**TASK MATERIAL**
# # # # #

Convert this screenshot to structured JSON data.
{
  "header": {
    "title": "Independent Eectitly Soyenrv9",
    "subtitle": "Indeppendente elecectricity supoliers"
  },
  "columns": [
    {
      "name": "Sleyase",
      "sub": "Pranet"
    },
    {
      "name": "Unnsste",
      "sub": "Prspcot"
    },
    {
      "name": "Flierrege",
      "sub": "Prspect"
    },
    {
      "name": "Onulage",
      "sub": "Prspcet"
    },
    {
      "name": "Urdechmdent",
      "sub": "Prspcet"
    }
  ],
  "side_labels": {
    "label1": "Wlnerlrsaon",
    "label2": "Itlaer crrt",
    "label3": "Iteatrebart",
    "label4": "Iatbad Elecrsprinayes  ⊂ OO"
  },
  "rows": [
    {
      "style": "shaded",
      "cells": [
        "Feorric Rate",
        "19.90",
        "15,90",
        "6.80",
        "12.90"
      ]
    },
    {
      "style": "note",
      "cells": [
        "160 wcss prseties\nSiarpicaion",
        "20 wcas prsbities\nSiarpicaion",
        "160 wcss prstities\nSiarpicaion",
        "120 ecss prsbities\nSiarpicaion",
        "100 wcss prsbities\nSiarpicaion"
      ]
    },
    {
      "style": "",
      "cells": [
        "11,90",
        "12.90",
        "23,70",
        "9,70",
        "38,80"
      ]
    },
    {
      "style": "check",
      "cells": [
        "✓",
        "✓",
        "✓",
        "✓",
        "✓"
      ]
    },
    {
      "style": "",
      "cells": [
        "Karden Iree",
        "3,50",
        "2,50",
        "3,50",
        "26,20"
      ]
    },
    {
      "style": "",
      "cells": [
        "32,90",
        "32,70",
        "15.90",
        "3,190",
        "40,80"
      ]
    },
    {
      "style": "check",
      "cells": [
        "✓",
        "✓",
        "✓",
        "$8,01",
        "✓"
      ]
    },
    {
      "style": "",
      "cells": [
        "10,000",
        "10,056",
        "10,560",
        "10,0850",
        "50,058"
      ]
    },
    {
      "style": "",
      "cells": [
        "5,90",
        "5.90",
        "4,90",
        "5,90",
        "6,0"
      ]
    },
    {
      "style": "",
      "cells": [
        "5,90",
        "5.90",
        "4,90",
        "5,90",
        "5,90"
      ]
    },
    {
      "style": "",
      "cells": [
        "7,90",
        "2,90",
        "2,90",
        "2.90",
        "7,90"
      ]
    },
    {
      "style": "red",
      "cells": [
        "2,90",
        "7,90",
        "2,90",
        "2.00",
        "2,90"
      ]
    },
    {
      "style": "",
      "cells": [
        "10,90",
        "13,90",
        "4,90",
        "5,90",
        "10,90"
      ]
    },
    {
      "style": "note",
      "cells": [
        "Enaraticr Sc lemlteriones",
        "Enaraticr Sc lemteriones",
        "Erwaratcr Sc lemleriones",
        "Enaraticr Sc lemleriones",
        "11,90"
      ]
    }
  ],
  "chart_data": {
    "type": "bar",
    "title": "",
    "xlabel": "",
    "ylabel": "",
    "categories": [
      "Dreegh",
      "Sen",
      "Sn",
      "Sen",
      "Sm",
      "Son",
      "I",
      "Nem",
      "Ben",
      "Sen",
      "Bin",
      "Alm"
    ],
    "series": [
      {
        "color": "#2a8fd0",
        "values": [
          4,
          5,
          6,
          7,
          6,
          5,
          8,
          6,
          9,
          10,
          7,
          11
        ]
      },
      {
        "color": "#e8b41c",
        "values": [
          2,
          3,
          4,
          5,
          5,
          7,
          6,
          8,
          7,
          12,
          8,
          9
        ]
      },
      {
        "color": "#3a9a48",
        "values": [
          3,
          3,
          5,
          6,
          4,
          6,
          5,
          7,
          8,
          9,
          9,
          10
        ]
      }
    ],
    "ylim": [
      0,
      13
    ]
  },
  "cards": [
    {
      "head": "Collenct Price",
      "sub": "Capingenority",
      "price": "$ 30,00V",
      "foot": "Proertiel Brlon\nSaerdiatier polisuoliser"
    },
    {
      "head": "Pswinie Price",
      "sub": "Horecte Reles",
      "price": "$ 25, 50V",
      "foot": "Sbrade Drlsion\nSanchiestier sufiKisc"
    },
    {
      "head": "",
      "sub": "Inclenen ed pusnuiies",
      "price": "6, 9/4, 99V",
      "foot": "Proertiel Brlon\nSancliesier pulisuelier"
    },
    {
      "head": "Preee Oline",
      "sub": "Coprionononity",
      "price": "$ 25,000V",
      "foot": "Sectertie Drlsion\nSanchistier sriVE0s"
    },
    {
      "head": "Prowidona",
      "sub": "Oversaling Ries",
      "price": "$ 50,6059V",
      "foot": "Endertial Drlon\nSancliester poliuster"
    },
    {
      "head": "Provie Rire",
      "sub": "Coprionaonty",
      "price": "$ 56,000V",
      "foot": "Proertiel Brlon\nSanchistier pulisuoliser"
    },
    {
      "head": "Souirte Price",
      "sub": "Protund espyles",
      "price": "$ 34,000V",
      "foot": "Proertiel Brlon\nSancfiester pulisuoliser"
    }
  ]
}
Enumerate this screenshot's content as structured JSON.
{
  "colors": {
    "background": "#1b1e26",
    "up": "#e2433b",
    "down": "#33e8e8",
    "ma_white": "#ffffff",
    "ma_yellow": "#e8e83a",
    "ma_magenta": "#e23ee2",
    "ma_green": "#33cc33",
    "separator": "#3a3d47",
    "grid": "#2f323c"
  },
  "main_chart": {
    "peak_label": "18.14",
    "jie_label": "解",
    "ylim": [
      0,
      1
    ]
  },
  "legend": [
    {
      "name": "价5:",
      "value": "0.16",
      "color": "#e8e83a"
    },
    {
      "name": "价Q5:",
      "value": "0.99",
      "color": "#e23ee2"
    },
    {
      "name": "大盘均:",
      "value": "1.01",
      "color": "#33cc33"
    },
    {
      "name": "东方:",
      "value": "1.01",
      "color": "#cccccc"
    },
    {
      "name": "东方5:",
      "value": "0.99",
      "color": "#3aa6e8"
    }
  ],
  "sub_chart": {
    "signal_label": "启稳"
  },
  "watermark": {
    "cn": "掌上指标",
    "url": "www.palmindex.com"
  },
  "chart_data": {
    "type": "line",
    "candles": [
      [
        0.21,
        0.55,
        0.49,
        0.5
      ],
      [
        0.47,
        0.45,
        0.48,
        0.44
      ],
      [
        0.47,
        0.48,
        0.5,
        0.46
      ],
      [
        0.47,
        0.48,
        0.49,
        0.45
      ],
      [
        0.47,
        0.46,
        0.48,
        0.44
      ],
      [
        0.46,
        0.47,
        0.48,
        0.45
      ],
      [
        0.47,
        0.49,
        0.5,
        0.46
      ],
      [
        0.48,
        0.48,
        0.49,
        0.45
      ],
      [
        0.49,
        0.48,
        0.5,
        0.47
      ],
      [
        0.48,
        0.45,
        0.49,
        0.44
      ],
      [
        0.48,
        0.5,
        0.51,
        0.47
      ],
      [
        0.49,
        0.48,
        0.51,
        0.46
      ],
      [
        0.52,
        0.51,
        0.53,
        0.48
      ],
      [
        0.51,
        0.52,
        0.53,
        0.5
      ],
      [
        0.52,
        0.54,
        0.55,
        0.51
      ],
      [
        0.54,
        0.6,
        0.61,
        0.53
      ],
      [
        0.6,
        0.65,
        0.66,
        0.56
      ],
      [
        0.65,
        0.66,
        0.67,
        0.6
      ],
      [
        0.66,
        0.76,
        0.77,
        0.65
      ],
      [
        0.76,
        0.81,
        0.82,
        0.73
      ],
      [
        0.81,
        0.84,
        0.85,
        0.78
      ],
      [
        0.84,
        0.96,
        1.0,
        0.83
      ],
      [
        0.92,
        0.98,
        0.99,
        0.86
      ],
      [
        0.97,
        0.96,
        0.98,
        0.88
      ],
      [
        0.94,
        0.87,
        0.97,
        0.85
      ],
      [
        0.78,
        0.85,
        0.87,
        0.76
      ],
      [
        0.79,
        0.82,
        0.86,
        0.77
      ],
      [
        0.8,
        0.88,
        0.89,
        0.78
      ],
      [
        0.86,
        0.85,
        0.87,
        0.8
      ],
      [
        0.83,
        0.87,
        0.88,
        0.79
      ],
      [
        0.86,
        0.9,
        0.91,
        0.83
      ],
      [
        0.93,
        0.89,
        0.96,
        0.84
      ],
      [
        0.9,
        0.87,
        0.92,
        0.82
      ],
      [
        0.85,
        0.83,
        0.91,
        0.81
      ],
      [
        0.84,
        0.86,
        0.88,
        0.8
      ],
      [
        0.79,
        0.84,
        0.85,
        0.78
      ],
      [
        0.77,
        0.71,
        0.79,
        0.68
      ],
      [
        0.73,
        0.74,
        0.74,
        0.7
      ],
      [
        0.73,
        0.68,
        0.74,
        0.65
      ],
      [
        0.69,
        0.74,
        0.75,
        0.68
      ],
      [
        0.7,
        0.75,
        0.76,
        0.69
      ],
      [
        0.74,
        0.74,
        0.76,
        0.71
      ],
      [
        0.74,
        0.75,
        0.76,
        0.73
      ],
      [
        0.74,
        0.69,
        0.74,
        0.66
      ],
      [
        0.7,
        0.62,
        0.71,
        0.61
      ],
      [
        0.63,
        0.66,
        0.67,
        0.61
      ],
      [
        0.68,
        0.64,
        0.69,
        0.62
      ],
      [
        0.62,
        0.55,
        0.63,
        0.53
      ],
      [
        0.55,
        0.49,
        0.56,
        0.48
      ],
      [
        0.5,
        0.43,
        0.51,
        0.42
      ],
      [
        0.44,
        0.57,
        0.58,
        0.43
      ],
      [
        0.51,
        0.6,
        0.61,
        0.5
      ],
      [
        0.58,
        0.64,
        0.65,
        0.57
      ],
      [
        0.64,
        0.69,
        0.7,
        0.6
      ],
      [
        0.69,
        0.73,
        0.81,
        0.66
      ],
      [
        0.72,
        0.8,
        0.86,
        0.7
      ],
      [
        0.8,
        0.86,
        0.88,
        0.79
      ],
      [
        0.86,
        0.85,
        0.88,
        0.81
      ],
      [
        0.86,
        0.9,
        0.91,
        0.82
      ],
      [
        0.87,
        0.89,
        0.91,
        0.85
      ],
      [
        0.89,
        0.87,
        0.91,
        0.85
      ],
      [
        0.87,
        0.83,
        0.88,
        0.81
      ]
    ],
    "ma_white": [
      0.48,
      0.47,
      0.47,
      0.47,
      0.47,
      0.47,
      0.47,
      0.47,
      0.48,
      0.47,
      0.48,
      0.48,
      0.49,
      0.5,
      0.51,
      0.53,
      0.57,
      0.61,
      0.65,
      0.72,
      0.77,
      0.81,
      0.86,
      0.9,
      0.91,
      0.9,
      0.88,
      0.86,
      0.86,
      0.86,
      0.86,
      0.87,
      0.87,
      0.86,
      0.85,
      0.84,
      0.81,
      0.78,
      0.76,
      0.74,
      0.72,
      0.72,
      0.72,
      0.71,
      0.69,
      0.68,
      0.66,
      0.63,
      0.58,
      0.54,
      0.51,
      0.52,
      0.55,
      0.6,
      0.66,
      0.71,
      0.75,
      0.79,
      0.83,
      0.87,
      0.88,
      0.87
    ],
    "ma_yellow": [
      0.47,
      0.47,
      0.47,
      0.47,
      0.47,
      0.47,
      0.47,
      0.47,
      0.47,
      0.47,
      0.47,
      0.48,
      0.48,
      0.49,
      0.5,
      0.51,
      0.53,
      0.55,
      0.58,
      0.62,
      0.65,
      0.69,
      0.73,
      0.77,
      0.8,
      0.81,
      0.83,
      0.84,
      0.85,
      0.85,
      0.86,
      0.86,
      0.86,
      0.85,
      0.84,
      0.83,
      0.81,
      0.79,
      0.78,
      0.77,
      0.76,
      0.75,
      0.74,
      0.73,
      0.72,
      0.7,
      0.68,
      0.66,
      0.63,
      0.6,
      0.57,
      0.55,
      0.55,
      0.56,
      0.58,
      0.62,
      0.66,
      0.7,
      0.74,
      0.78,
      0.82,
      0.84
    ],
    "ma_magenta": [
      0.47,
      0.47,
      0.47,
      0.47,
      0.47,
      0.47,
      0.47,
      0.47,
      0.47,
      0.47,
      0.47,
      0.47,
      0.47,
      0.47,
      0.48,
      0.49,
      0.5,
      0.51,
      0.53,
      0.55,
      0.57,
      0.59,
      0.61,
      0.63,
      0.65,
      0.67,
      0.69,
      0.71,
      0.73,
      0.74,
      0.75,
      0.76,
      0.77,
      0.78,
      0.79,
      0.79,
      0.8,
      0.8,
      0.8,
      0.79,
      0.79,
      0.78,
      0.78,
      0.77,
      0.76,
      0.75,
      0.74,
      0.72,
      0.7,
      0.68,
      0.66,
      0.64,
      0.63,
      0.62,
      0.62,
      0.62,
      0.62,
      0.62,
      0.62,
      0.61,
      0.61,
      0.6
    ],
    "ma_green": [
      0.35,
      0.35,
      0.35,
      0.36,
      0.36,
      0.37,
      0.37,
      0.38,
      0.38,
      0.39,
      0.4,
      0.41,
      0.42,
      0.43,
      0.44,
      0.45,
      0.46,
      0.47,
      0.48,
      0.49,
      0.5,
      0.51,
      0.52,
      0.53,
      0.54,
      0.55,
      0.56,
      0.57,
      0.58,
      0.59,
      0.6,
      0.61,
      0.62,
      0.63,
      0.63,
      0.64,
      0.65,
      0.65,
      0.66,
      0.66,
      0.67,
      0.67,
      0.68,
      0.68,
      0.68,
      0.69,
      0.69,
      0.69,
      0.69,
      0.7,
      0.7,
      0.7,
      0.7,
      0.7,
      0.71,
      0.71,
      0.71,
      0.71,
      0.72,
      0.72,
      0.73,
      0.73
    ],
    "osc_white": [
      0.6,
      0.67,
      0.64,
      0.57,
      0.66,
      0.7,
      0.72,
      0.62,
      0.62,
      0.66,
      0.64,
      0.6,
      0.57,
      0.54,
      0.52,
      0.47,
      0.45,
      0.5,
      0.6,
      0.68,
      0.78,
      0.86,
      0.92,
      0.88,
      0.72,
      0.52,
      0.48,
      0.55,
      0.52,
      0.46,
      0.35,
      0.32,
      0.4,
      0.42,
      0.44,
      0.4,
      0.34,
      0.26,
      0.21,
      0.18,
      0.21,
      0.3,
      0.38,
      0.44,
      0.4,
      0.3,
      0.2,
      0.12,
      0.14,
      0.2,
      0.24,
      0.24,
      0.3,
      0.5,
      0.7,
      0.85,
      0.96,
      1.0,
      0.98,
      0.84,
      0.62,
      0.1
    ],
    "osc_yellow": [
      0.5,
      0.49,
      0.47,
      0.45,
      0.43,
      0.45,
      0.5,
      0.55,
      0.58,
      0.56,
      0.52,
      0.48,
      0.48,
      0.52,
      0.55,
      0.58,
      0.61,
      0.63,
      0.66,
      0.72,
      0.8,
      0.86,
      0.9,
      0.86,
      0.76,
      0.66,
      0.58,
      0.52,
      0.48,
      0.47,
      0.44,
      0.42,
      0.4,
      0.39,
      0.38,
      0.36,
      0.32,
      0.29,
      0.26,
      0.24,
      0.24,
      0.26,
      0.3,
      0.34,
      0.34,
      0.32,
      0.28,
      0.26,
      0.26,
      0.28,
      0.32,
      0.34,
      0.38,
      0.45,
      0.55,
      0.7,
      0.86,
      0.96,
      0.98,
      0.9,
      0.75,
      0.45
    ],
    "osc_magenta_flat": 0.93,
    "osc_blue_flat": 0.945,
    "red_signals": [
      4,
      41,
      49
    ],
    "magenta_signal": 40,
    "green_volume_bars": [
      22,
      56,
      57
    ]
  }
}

# # # # #

**TASK TO CARRY OUT**
Gather all lines of the records that include the word "Enaraticr".

**FINAL RESULT**
        "Enaraticr Sc lemlteriones",
        "Enaraticr Sc lemteriones",
        "Enaraticr Sc lemleriones",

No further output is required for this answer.